DATA FOR THE TASK
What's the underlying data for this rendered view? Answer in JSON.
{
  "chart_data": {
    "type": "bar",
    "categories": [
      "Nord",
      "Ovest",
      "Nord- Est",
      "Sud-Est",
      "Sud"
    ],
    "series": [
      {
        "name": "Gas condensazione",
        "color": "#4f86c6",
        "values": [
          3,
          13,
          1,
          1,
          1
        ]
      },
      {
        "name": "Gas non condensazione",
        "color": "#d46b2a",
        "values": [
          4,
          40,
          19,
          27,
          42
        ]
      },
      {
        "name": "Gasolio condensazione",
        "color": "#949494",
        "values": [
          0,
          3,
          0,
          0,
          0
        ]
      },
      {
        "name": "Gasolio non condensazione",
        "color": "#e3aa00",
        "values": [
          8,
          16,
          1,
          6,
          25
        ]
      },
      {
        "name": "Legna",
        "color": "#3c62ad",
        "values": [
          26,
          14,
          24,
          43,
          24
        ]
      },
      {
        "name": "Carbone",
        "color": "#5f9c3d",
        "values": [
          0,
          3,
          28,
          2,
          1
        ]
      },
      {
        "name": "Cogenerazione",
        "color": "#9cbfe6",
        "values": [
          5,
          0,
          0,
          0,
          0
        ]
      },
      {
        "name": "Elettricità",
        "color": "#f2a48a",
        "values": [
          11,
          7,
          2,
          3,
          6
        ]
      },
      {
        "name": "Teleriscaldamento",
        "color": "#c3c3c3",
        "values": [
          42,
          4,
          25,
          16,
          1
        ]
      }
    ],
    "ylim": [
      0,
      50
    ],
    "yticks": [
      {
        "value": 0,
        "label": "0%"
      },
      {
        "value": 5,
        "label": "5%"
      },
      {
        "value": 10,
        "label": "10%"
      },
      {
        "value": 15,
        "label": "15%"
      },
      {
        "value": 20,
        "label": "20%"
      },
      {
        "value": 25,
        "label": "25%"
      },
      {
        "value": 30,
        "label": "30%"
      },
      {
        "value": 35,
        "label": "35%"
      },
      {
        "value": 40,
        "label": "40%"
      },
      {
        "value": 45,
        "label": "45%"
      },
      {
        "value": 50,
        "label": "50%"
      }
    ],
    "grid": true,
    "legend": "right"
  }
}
--
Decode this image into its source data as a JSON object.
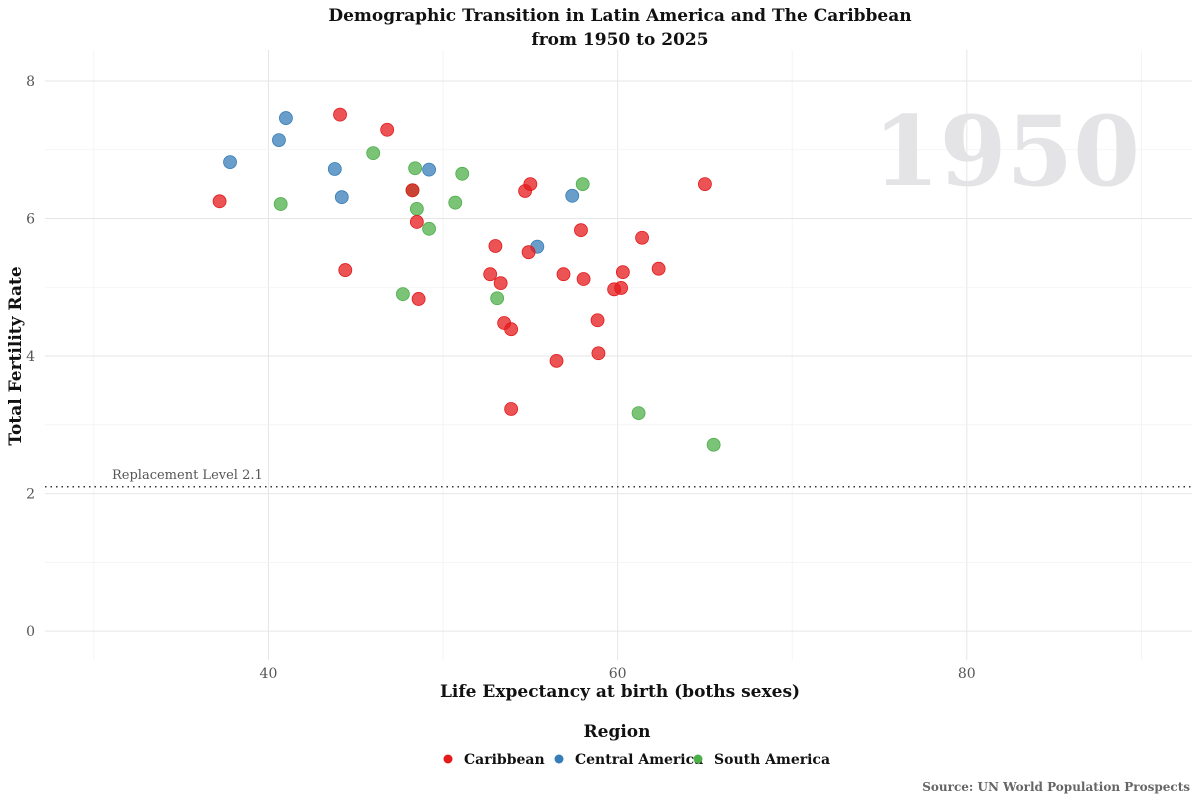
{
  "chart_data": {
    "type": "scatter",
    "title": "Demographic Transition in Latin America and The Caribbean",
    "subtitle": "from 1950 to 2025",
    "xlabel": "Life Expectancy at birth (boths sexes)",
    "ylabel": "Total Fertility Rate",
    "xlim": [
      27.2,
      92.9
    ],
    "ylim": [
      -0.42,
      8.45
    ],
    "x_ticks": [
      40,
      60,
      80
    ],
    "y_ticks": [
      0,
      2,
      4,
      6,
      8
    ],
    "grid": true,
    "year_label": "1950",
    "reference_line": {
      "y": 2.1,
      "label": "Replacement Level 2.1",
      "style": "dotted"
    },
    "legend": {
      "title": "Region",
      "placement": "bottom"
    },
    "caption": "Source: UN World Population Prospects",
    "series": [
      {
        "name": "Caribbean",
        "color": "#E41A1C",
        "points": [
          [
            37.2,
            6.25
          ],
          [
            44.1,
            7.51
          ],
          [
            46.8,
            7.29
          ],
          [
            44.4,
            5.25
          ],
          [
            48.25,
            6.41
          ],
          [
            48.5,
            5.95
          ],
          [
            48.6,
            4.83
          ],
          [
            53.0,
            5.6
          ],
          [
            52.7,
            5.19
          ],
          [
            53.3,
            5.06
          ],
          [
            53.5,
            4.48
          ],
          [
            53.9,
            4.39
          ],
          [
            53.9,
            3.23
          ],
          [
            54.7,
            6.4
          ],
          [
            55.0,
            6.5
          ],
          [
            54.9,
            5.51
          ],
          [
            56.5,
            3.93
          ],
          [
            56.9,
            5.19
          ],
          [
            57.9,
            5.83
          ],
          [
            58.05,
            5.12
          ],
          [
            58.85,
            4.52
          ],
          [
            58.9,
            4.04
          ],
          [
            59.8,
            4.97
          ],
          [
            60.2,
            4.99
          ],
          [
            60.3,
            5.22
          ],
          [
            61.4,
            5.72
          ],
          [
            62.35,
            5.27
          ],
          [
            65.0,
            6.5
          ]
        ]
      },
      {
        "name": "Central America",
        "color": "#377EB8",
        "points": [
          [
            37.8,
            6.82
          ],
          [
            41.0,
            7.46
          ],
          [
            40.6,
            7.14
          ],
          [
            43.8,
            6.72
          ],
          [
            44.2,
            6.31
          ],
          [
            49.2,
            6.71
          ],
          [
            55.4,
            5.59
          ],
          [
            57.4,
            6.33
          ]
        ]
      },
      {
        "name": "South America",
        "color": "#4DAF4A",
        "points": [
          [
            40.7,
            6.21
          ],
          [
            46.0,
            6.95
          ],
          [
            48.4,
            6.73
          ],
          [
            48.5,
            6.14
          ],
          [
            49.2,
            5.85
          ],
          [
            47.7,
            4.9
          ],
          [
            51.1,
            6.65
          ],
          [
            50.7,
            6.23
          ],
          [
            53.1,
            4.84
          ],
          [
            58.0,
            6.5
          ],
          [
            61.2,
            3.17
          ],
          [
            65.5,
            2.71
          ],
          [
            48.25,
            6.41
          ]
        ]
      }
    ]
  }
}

SET TASK
Search the data above for lines holding "JSON" and copy each of them.

EXERCISE RESULT
What's the underlying data for this rendered view? Answer in JSON.
Decode this image into its source data as a JSON object.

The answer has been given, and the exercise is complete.